TASK TO COMPLETE:
Copy word for word the lines in the entries below, starting at the line that contains "Patent image size: (944, 1410)." and ending at the line that contains "The CAC hose 14 is at (455, 677).". Include both of those lines.

Saved entries
::::
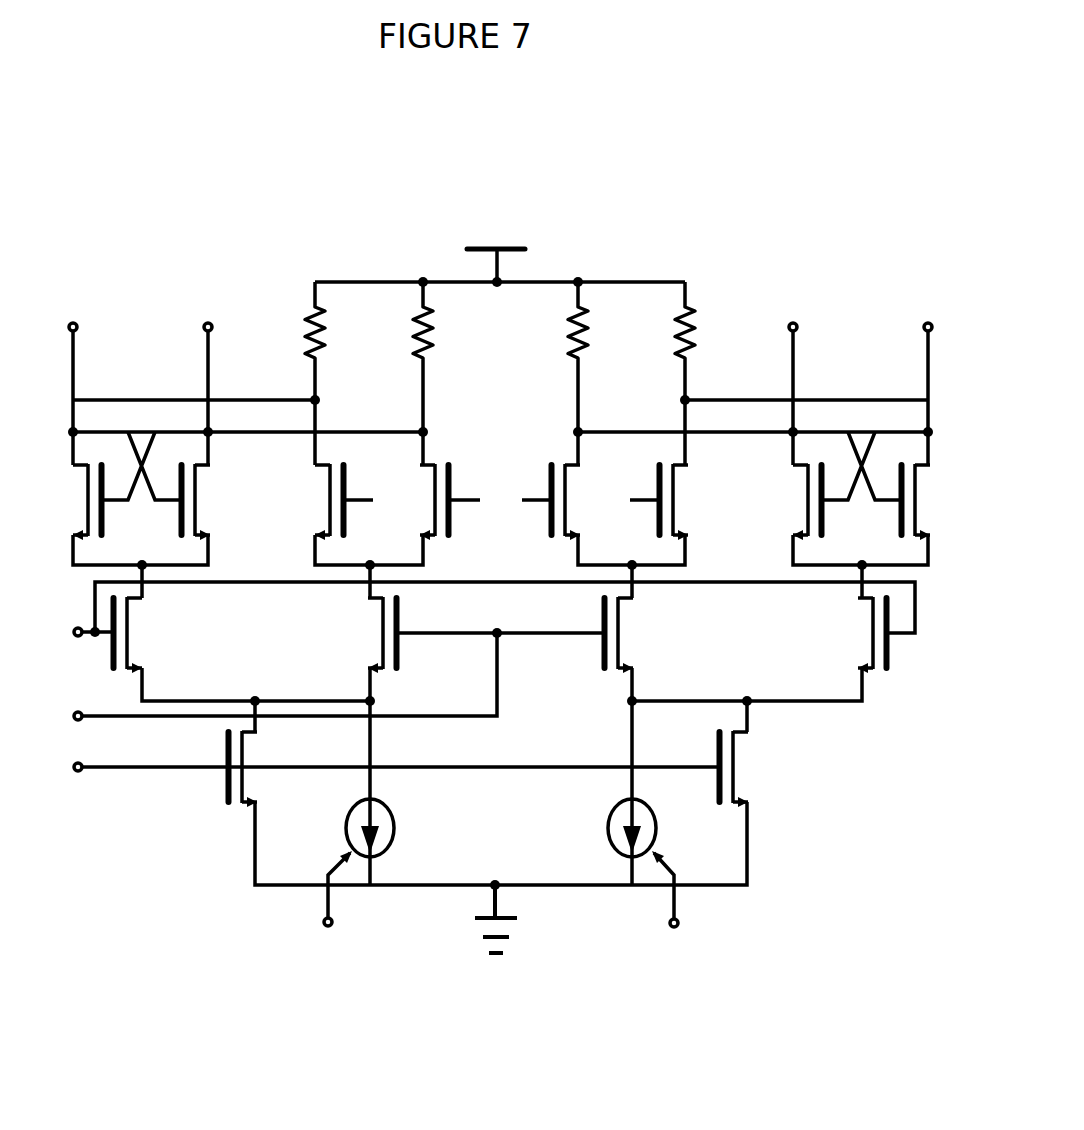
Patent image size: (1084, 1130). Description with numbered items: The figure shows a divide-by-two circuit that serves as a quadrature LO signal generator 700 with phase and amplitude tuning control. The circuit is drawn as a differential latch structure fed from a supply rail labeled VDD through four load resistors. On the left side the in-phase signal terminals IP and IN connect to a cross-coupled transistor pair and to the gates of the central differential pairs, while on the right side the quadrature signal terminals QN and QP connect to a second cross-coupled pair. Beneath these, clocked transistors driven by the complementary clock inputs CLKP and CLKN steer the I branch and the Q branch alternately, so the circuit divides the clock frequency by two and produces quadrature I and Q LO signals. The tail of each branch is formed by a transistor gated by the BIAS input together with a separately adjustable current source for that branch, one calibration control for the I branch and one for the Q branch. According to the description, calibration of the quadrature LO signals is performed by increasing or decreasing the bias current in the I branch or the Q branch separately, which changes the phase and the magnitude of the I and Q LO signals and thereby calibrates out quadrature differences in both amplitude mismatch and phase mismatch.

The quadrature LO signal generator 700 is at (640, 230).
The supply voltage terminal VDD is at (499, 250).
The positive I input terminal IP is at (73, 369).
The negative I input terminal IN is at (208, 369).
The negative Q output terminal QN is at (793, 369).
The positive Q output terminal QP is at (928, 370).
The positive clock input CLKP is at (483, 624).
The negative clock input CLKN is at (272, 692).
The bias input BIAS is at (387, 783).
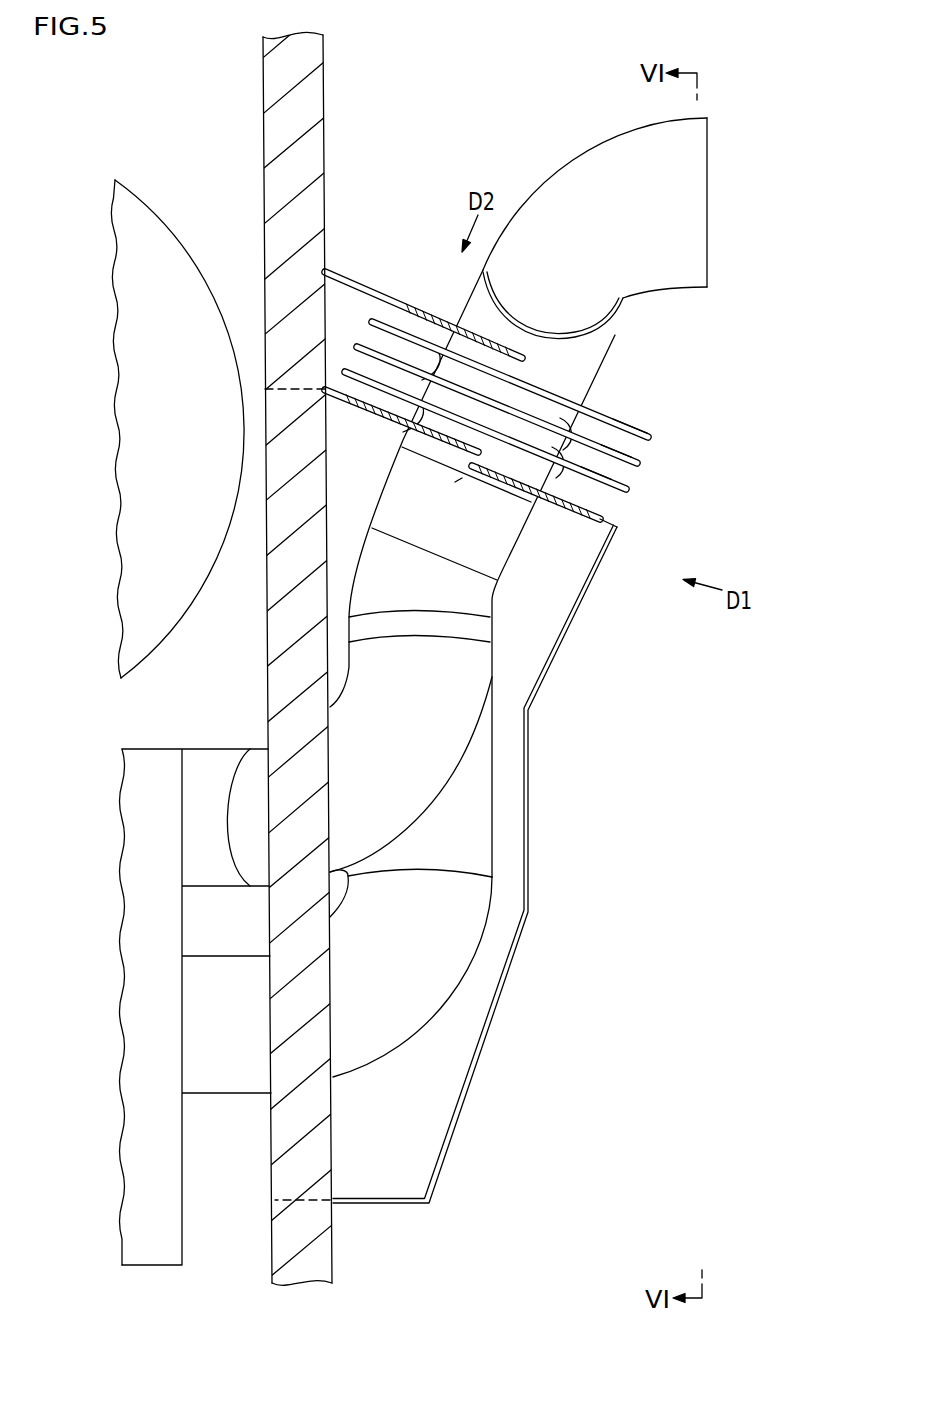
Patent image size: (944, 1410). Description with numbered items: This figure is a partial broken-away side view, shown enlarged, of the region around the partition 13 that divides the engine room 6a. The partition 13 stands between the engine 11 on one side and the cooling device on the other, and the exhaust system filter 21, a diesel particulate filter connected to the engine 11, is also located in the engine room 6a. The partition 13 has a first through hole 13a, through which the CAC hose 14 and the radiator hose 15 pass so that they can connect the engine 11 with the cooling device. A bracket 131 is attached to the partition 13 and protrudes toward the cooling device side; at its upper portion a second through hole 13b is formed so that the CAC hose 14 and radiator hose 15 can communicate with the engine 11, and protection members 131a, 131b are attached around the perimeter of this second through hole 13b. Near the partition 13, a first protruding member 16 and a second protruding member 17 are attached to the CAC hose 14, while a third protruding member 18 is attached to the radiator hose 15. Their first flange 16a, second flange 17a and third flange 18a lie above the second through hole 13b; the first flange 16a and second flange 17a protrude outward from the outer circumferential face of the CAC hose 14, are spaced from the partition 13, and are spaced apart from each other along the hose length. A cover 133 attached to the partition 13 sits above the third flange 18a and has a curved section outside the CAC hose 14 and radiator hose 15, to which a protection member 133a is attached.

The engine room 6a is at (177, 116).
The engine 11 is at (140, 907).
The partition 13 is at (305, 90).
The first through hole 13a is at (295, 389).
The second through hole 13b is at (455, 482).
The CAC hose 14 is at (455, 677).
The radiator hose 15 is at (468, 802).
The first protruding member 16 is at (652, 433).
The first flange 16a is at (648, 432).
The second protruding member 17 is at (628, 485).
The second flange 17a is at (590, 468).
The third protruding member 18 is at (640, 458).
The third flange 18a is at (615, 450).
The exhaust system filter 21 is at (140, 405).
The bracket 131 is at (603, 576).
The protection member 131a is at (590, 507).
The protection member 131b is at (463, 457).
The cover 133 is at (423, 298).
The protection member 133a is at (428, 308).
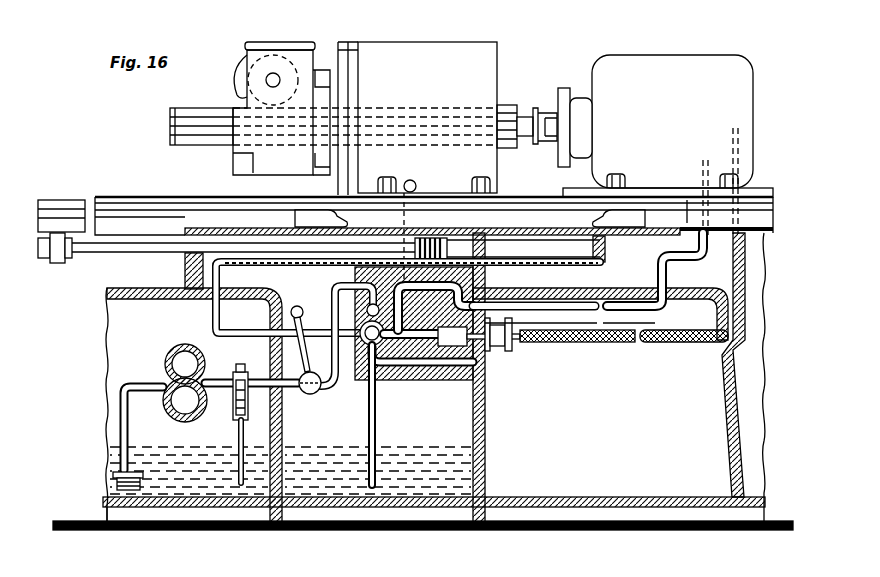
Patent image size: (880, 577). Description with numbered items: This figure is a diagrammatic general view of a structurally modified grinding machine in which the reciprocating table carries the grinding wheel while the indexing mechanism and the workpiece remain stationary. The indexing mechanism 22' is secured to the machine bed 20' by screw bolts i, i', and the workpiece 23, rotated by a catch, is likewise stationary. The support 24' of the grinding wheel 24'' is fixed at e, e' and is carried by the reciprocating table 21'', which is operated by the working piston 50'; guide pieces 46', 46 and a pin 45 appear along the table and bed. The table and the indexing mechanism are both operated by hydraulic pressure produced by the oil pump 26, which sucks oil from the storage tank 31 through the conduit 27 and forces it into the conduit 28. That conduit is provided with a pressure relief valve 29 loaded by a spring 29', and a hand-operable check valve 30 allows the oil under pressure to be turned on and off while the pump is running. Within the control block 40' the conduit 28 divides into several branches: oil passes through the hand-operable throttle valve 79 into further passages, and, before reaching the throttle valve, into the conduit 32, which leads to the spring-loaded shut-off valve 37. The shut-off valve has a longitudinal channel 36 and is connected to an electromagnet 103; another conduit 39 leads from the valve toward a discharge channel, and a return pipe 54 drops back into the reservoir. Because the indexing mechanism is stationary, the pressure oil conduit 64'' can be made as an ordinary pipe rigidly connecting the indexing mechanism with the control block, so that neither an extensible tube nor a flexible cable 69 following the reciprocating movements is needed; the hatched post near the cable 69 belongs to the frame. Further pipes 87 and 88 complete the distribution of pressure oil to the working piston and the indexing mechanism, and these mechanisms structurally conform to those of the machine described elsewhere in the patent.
::::
TASK ANSWER:
Patent image size: (944, 1410). Description with numbered items: This figure is a partial broken-away side view, shown enlarged, of the region around the partition 13 that divides the engine room 6a. The partition 13 stands between the engine 11 on one side and the cooling device on the other, and the exhaust system filter 21, a diesel particulate filter connected to the engine 11, is also located in the engine room 6a. The partition 13 has a first through hole 13a, through which the CAC hose 14 and the radiator hose 15 pass so that they can connect the engine 11 with the cooling device. A bracket 131 is attached to the partition 13 and protrudes toward the cooling device side; at its upper portion a second through hole 13b is formed so that the CAC hose 14 and radiator hose 15 can communicate with the engine 11, and protection members 131a, 131b are attached around the perimeter of this second through hole 13b. Near the partition 13, a first protruding member 16 and a second protruding member 17 are attached to the CAC hose 14, while a third protruding member 18 is attached to the radiator hose 15. Their first flange 16a, second flange 17a and third flange 18a lie above the second through hole 13b; the first flange 16a and second flange 17a protrude outward from the outer circumferential face of the CAC hose 14, are spaced from the partition 13, and are spaced apart from each other along the hose length. A cover 133 attached to the partition 13 sits above the third flange 18a and has a curved section outside the CAC hose 14 and radiator hose 15, to which a protection member 133a is attached.

The engine room 6a is at (177, 116).
The engine 11 is at (140, 907).
The partition 13 is at (305, 90).
The first through hole 13a is at (295, 389).
The second through hole 13b is at (455, 482).
The CAC hose 14 is at (455, 677).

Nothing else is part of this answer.